PROBLÈMES À RÉSOUDRE -
1) Recopiez le passage de l'extrait sur le foyer tibétain allant de « Sur ses étagères, sont » jusqu'à « chauffer le thé. » inclus, en substituant « rayonnages » à « étagères ».
2) Prolongez le récit sur la vie d'une famille tibétaine en exil en Inde, en repartant de sa dernière phrase.

Sur ses étagères, sont posés des bols de prières remplis d’eau, des lampe à
beurres, des brûles-encens, des portraits de grands maîtres en religions (qu'on
nomme chez les tibétains "rinpochés") et comme chez presque tout tibétains, le portrait de sa Sainteté
le Dalaï-Lama.
Un
foyer en terre cuite, alimentés par des bouses de vaches, sert à cuire les
galette de farine d’orge, les "chapatis" " (galettes de farine)
et à chauffer le thé.
Un
frigo et une télévision satellite, offrant une trentaine de chaînes TV,
contraste avec le reste du mobilier. Ces concessions à la modernité ont été
offerts par un de leurs enfants, résident aux USA, lors de la fête du Losar, le
nouvel an tibétain. Ils ont aussi l'électricité, l'eau courante et la chasse
d'eau dans les WC, un luxe pour l’Inde.
Une
émission indienne, à laquelle nous assistons « Do you want to win
Crowns ? », copie conforme de l’émission en France "qui veut
gagner des millions ?" hypnotise l'assemblée de téléspectateurs réunis
devant la télé (Heureusement, j'ai aussi le plaisir de regarder, chez eux, des
documentaires du National Geographic).
Jamyang,
un enfant tibétain de 14 ans exceptionnellement avancé, répond à mes questions.
Il a lu tout ce qu’il connaît sur la France, dans un livre encyclopédique
anglais. Ses parents pauvres veulent l'envoyer au monastère. Mais Jamyang
refuse fermement, souhaitant aller à l'université à l'étranger. Il n'a pas
l'argent. C'est dommage, car il est passionné de science et veut être
ingénieur. Je lui ai promis de l'aider (son adresse : Jamyang Phuntsok,
S/0 TADEN, Tibetan Settlement, NANGCHEN Division, P.O. CHAUNTRA, Dist. MANDI,
H.P. 175032, INDIA).
La
culture tibétaine, essentiellement religieuse et philosophique, sans tradition
scientifique, ne favorise pas vraiment ce genre de vocation. La communauté
tibétaine en exil souffre de son important déficit en ingénieurs et
scientifiques. Seulement une trentaine des meilleurs élèves des écoles secondaires
tibétaines se rendent, chaque année à l’étranger. Cette année, 9 sont
partis aux USA, 15 en Israël et 5 en Grande-Bretagne. Jamyang constitue donc un
cas rare, chez les tibétains
Le
soir, les portes et fenêtres, doublés d'une porte ou fenêtre grillagées sont
fermées, à cause des moustiques nombreux, à cette altitude (1000 m).

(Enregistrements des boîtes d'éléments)
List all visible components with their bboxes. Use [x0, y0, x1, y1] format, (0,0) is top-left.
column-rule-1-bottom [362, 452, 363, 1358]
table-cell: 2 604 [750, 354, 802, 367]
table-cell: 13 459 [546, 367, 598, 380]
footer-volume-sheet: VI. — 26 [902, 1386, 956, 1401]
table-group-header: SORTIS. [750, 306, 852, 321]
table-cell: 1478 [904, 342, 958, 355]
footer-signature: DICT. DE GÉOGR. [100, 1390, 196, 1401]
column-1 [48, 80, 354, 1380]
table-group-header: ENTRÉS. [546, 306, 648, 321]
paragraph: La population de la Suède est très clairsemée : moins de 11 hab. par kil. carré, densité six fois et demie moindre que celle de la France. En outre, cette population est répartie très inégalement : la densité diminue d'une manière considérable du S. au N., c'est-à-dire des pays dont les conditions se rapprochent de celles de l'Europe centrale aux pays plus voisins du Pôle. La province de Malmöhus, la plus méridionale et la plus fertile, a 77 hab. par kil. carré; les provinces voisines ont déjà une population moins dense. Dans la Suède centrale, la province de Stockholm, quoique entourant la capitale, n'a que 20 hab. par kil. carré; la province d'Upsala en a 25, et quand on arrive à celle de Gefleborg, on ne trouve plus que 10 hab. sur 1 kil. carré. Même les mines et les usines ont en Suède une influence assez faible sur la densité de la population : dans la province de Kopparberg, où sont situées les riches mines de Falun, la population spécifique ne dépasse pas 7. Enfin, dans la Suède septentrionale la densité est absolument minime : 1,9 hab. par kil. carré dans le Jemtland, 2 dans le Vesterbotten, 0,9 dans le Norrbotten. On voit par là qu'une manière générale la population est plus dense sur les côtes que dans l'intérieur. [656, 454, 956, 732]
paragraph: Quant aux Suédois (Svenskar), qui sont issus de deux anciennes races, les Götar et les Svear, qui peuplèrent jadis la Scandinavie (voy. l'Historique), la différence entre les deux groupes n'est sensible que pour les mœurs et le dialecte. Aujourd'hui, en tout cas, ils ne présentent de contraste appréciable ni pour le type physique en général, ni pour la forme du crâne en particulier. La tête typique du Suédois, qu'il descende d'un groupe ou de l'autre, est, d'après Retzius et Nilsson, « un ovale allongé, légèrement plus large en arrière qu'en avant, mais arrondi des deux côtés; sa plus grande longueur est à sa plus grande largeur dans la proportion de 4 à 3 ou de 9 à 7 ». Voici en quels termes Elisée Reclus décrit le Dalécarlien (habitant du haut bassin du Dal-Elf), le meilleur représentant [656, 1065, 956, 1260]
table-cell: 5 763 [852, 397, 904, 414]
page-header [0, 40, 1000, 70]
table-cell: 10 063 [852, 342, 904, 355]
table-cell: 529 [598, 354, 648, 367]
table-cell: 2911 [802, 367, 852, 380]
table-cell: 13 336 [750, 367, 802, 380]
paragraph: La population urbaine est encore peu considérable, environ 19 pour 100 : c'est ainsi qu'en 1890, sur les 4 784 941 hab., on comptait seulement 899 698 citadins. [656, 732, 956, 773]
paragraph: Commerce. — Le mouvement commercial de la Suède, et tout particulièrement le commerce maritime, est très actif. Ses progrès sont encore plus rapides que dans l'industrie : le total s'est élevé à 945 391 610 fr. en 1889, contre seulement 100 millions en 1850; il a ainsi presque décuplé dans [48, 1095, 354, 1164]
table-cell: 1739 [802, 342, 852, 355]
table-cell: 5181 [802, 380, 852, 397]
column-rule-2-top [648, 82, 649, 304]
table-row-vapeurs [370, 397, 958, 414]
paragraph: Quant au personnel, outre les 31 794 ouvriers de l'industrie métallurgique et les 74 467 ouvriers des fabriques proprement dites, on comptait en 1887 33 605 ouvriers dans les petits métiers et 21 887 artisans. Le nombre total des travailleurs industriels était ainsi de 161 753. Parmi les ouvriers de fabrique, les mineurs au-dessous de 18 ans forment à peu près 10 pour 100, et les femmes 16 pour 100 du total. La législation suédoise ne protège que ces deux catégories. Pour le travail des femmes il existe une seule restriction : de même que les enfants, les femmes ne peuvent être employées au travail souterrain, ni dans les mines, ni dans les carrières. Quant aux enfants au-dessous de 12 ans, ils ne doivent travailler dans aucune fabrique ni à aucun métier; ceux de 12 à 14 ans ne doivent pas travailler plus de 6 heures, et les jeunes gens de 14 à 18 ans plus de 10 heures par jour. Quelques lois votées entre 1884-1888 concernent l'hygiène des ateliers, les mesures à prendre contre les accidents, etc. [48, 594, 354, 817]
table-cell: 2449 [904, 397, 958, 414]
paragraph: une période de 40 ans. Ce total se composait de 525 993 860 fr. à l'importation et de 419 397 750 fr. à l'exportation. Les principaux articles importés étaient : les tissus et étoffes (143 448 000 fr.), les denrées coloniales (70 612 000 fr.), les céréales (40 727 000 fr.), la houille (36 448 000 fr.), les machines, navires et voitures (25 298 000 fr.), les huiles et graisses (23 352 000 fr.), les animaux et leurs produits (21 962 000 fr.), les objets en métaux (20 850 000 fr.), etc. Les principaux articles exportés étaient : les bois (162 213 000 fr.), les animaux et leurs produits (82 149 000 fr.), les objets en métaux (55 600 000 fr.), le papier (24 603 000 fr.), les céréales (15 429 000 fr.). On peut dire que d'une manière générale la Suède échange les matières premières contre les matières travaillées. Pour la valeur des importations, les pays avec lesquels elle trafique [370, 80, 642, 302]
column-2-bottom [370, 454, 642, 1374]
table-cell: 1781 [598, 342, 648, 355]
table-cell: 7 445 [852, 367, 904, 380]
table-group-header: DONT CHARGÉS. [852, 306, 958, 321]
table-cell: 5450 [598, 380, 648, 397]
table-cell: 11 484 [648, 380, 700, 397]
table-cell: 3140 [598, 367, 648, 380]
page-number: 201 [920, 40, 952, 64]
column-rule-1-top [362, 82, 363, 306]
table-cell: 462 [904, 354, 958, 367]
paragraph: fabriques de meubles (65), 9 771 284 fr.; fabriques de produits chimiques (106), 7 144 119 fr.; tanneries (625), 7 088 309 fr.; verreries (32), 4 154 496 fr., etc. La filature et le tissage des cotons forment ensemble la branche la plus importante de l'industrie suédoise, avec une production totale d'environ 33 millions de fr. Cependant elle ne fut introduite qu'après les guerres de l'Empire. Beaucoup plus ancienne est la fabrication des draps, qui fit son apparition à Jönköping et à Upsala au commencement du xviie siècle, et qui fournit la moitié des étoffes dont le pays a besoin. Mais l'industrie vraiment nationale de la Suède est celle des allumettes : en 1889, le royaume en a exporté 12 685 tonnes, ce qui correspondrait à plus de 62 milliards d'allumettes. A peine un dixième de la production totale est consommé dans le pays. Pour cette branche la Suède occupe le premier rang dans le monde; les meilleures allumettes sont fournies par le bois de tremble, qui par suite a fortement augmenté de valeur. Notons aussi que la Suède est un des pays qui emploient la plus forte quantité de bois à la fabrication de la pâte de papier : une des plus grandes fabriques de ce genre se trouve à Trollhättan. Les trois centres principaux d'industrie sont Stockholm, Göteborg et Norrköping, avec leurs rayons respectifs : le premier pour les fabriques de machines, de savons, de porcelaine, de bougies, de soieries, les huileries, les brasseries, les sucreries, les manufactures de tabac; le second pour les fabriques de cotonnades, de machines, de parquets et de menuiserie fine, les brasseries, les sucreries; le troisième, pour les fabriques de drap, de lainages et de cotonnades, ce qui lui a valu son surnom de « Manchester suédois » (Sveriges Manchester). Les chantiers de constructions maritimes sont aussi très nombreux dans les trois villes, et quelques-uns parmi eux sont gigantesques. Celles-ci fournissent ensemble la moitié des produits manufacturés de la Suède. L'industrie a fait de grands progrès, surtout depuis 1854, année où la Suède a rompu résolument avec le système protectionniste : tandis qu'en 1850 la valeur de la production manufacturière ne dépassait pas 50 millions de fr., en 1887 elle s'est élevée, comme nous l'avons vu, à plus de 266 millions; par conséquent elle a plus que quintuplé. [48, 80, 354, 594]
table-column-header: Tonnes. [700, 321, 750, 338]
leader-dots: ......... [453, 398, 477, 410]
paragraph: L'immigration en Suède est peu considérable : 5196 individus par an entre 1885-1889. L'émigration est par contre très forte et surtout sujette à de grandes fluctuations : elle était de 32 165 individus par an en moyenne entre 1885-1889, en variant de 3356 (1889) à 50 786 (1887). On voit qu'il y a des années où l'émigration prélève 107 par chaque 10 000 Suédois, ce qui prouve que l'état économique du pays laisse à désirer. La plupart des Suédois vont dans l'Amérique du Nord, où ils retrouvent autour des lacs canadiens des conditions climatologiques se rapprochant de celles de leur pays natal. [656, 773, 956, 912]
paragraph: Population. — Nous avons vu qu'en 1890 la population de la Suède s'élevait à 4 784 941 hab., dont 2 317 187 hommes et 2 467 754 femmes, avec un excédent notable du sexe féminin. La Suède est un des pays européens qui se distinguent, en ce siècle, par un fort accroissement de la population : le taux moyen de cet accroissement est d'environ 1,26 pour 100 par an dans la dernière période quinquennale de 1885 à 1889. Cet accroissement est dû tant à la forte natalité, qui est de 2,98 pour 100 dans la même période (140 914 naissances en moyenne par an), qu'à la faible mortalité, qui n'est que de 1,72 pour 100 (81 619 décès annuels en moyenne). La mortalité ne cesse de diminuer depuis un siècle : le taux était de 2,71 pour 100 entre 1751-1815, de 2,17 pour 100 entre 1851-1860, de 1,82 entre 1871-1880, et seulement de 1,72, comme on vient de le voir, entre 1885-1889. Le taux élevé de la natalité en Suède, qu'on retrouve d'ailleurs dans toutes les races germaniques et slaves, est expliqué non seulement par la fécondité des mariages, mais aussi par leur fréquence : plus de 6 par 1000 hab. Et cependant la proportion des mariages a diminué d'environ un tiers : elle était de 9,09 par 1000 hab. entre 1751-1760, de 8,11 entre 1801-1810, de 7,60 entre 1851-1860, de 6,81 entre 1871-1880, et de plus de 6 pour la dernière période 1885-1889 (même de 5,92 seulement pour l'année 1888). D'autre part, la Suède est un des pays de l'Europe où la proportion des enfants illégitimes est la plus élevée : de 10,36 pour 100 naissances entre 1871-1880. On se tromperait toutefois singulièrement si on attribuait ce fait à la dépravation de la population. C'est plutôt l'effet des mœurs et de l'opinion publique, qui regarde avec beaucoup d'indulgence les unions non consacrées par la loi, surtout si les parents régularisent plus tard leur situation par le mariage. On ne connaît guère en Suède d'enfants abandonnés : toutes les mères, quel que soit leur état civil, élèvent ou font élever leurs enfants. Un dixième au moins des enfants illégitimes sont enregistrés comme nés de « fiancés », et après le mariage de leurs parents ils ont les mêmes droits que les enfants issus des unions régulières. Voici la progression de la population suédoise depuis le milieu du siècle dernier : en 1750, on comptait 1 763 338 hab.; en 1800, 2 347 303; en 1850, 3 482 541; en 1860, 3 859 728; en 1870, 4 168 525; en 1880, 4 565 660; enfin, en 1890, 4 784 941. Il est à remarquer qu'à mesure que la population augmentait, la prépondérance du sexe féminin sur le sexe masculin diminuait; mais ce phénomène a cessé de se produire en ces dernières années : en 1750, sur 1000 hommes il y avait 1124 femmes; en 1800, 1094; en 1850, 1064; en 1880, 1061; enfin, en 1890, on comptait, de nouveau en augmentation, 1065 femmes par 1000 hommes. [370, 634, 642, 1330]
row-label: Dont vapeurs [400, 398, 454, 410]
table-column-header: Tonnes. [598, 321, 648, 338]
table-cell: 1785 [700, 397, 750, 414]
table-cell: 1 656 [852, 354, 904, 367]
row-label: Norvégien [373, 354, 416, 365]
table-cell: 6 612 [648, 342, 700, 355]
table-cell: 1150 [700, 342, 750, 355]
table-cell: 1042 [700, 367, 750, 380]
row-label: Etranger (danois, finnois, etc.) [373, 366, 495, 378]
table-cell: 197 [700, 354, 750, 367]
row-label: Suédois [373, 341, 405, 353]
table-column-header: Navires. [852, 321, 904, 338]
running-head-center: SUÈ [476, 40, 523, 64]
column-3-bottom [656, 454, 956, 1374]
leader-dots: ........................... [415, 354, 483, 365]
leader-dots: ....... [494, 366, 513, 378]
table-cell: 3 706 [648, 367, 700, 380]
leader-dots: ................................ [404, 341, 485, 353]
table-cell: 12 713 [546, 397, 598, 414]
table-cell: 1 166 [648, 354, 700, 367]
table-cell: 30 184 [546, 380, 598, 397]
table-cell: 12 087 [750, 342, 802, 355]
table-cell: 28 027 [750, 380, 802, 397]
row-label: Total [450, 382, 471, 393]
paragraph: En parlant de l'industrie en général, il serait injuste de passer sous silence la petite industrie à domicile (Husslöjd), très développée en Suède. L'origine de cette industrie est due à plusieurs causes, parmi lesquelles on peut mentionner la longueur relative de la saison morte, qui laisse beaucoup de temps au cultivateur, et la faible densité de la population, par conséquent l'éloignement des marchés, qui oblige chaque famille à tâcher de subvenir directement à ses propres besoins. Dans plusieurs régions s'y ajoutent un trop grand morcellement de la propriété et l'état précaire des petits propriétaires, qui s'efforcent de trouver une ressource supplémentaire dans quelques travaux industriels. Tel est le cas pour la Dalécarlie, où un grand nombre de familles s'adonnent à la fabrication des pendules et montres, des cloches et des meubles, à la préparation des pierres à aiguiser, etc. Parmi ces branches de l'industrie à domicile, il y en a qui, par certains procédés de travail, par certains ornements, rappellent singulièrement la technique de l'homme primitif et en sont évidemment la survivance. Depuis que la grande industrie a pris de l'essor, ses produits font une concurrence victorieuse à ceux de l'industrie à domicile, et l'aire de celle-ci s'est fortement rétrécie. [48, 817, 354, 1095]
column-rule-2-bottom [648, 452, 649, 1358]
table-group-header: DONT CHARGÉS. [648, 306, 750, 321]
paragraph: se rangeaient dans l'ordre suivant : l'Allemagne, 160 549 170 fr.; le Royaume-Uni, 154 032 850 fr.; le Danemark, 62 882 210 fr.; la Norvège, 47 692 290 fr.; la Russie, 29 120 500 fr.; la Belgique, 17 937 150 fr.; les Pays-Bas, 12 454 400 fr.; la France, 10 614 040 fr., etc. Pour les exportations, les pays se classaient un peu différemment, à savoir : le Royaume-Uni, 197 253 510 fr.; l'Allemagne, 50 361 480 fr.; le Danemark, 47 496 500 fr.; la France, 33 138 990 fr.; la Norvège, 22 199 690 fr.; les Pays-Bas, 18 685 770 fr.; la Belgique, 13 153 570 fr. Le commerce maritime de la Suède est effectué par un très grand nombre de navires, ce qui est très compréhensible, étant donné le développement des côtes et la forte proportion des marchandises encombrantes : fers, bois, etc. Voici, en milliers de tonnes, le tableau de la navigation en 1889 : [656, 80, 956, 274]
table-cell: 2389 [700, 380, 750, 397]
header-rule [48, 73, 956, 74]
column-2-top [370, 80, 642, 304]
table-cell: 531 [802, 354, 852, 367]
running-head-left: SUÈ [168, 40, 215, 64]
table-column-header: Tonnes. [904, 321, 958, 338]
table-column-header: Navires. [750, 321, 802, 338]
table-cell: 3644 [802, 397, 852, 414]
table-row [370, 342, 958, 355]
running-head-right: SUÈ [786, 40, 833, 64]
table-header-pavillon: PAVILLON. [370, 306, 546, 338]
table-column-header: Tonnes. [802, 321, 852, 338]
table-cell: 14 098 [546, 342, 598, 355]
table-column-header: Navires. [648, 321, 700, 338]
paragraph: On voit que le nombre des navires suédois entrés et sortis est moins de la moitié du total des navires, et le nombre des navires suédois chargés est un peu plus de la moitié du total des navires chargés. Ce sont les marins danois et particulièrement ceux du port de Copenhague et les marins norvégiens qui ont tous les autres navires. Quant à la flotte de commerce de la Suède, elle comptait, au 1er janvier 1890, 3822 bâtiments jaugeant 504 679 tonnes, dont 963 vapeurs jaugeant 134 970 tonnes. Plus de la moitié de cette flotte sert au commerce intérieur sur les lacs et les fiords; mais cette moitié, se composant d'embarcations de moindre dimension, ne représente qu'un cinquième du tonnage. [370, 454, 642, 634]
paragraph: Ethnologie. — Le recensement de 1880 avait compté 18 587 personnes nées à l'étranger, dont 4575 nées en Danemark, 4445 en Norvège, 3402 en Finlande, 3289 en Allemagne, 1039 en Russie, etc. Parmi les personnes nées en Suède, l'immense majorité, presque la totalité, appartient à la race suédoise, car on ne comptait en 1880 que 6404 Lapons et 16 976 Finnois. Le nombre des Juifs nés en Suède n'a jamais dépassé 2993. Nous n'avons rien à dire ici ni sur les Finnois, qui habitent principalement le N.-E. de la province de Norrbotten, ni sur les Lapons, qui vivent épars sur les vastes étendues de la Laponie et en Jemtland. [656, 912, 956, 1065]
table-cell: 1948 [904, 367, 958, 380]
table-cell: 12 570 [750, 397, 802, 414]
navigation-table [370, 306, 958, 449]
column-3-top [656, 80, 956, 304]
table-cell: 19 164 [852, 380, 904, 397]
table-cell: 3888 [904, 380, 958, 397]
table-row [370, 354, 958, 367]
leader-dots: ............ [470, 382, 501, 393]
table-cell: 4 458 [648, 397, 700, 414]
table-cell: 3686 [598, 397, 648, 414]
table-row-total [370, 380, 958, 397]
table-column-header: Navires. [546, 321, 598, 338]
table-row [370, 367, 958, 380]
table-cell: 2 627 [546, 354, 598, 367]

RÉSULTATS PAR TÂCHE -
1)
Sur ses rayonnages, sont posés des bols de prières remplis d’eau, des lampe à
beurres, des brûles-encens, des portraits de grands maîtres en religions (qu'on
nomme chez les tibétains "rinpochés") et comme chez presque tout tibétains, le portrait de sa Sainteté
le Dalaï-Lama.
Un
foyer en terre cuite, alimentés par des bouses de vaches, sert à cuire les
galette de farine d’orge, les "chapatis" " (galettes de farine)
et à chauffer le thé.

2)
Au
petit matin, j'ai pris un plaisir rare à écouter un magnifique concert de chant
d'oiseaux, en particulier de merles indiens, des remarquables virtuoses, au
plumage beige clair, à la tête mélanocéphale effilée, semblable à celle des
mainates.
Dans
la maison d'à côté, le mari de leur belle sœur, victime d’un accident frontal
de son scooter avec un bus, se remet, de ses blessures et de sa jambe
fracturée. Il est déjà très pauvre, sans vraiment de couverture sociale et
cela ne va pas arranger ses affaires. Heureusement, entre les tibétains, il
existe une forte entraide, et le gouvernement tibétain en exil a, en plus,
institué une sorte de pension _ Welfare _ mais
normalement, destinée à financer les études des jeunes.
Après
des adieux touchant avec Jamyang et les beaux-parents, nous reprenons un autre
bus kamikaze. Le plus dur à supporter, les coups de frein brutaux, ou bien leur
absence, dans les virages, surtout près des précipices, des parois des
montagnes et des files d’enfants, en tenus scolaires, longeant les routes.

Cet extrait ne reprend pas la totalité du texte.